begin EXERCISE INPUTS
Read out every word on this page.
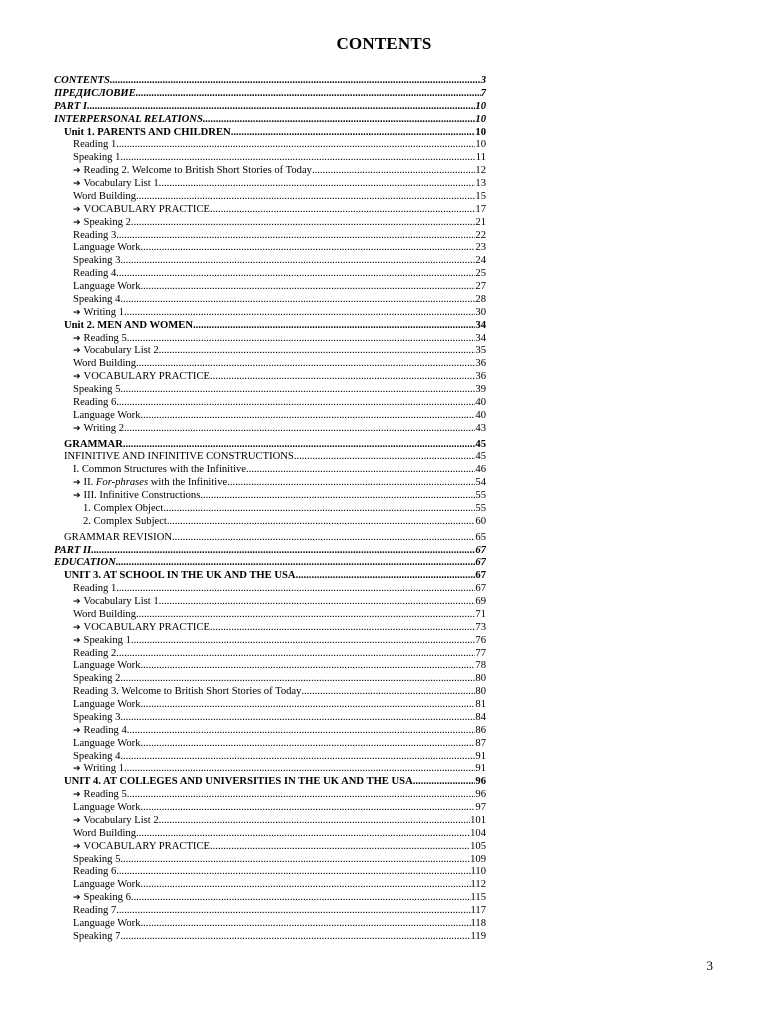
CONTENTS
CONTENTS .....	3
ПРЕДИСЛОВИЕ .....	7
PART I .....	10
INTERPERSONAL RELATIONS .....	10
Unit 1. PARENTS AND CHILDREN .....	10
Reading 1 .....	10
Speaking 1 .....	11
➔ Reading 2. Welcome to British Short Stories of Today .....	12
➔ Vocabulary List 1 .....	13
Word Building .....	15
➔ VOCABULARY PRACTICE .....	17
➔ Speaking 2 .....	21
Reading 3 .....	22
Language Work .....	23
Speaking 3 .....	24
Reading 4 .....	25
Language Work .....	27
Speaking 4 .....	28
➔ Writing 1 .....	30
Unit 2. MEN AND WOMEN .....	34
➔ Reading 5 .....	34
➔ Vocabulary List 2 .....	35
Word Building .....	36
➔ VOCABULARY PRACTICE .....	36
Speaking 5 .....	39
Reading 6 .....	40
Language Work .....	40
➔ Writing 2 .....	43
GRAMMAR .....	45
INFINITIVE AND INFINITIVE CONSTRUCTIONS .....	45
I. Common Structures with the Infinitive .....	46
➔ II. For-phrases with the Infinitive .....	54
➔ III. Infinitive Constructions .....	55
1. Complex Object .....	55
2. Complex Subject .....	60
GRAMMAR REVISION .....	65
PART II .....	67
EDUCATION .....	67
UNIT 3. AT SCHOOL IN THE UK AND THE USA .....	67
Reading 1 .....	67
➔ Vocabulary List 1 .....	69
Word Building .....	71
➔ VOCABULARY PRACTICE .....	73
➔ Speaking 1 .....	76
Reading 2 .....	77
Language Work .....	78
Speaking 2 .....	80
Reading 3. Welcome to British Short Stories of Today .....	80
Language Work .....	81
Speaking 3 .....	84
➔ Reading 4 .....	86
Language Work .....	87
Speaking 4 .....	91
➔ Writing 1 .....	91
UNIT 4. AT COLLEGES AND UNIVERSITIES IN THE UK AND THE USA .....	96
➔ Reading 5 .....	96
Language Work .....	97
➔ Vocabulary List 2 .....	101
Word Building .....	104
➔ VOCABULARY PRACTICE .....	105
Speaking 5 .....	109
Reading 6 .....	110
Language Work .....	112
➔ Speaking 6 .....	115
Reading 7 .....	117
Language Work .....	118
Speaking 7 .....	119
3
end EXERCISE INPUTS
◆ EXERCISE DESCRIPTION: How many lines of the listing above include the word "Today"? Reply with the number alone.

◆ ANSWER: 2